__WORK TO BE COMPLETED__: Transcribe each entry below exactly. Pictures do not go in the copy.

-- Start EXTRACTED RECORDS --

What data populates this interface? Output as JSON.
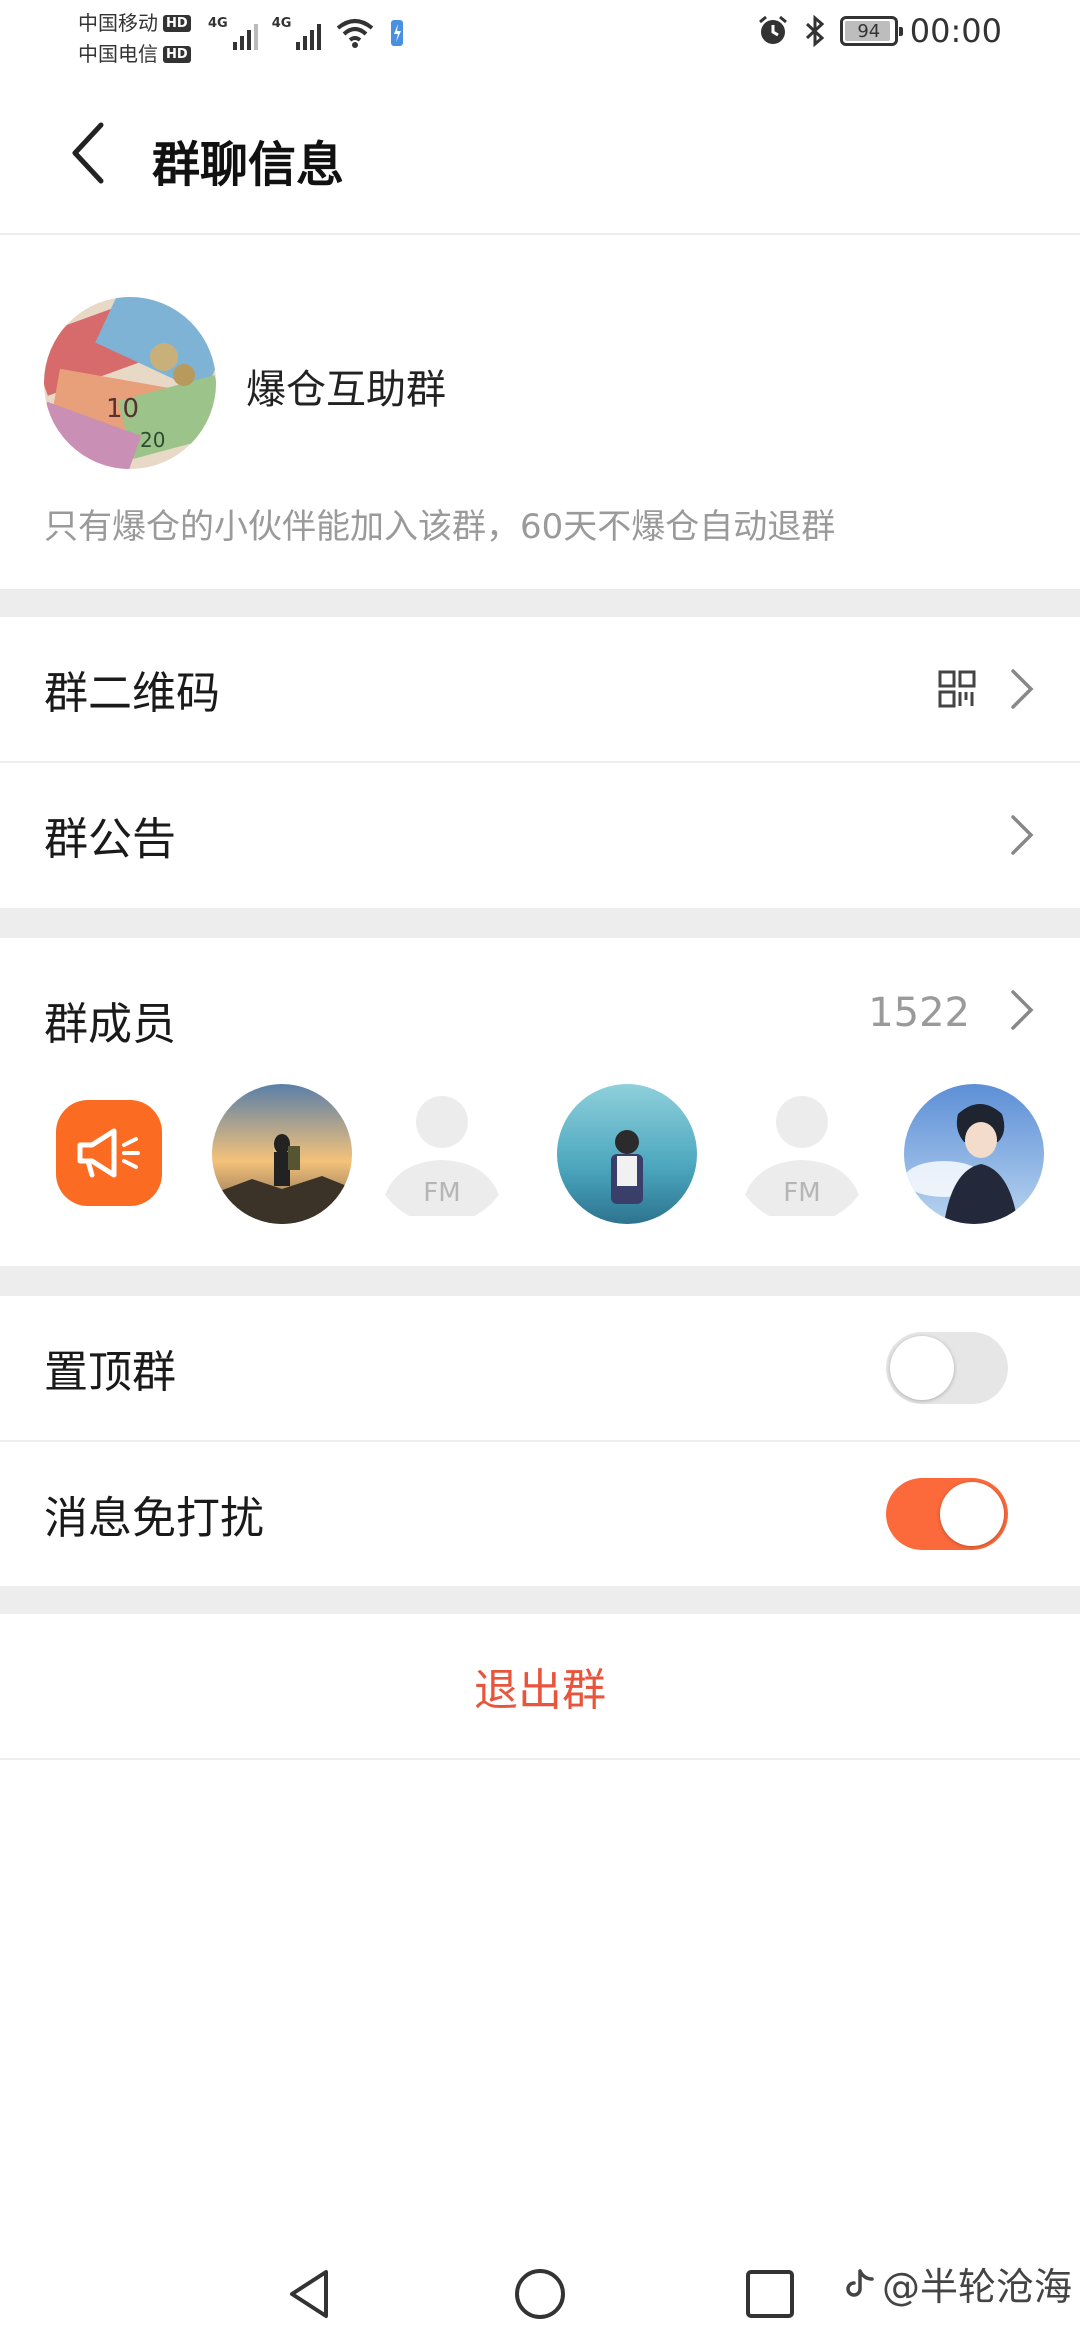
{
  "status_bar": {
    "carriers": [
      {
        "name": "中国移动",
        "hd": "HD"
      },
      {
        "name": "中国电信",
        "hd": "HD"
      }
    ],
    "network_tags": [
      "4G",
      "4G"
    ],
    "battery_percent": "94",
    "battery_level": 0.94,
    "time": "00:00"
  },
  "header": {
    "title": "群聊信息",
    "back_icon": "chevron-left-icon"
  },
  "group": {
    "name": "爆仓互助群",
    "description": "只有爆仓的小伙伴能加入该群，60天不爆仓自动退群"
  },
  "rows": {
    "qr_code": {
      "label": "群二维码",
      "icon": "qr-code-icon"
    },
    "announcement": {
      "label": "群公告"
    },
    "members": {
      "label": "群成员",
      "count": "1522"
    },
    "pin": {
      "label": "置顶群",
      "enabled": false
    },
    "mute": {
      "label": "消息免打扰",
      "enabled": true
    }
  },
  "member_avatars": [
    {
      "type": "announcement",
      "icon": "megaphone-icon"
    },
    {
      "type": "photo",
      "icon": "hiker-photo"
    },
    {
      "type": "placeholder",
      "text": "FM"
    },
    {
      "type": "photo",
      "icon": "backpacker-photo"
    },
    {
      "type": "placeholder",
      "text": "FM"
    },
    {
      "type": "photo",
      "icon": "anime-boy-photo"
    }
  ],
  "exit_button": {
    "label": "退出群"
  },
  "colors": {
    "accent": "#fc6a3b",
    "exit_red": "#e8543c",
    "section_gap": "#ededed",
    "muted_text": "#9a9a9a"
  },
  "watermark": {
    "text": "@半轮沧海"
  }
}
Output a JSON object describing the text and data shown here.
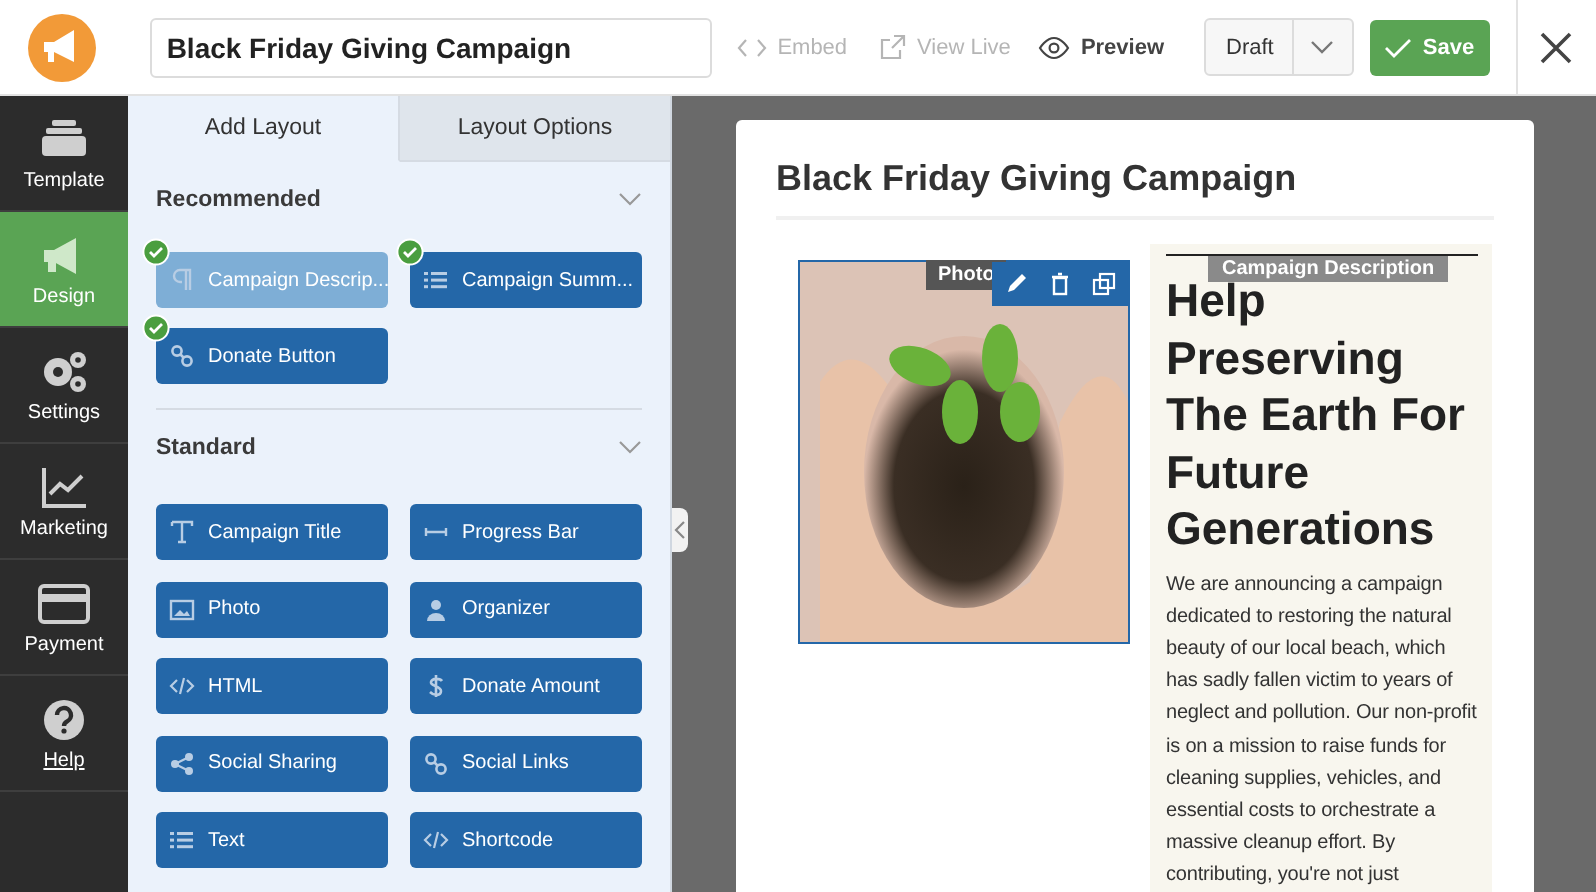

-- End EXTRACTED RECORDS --

__THE SOLUTION__:
What data populates this interface? Output as JSON.
{
  "status_bar": {
    "carriers": [
      {
        "name": "中国移动",
        "hd": "HD"
      },
      {
        "name": "中国电信",
        "hd": "HD"
      }
    ],
    "network_tags": [
      "4G",
      "4G"
    ],
    "battery_percent": "94",
    "battery_level": 0.94,
    "time": "00:00"
  },
  "header": {
    "title": "群聊信息",
    "back_icon": "chevron-left-icon"
  },
  "group": {
    "name": "爆仓互助群",
    "description": "只有爆仓的小伙伴能加入该群，60天不爆仓自动退群"
  },
  "rows": {
    "qr_code": {
      "label": "群二维码",
      "icon": "qr-code-icon"
    },
    "announcement": {
      "label": "群公告"
    },
    "members": {
      "label": "群成员",
      "count": "1522"
    },
    "pin": {
      "label": "置顶群",
      "enabled": false
    },
    "mute": {
      "label": "消息免打扰",
      "enabled": true
    }
  },
  "member_avatars": [
    {
      "type": "announcement",
      "icon": "megaphone-icon"
    },
    {
      "type": "photo",
      "icon": "hiker-photo"
    },
    {
      "type": "placeholder",
      "text": "FM"
    },
    {
      "type": "photo",
      "icon": "backpacker-photo"
    },
    {
      "type": "placeholder",
      "text": "FM"
    },
    {
      "type": "photo",
      "icon": "anime-boy-photo"
    }
  ],
  "exit_button": {
    "label": "退出群"
  },
  "colors": {
    "accent": "#fc6a3b",
    "exit_red": "#e8543c",
    "section_gap": "#ededed",
    "muted_text": "#9a9a9a"
  },
  "watermark": {
    "text": "@半轮沧海"
  }
}
Output a JSON object describing the text and data shown here.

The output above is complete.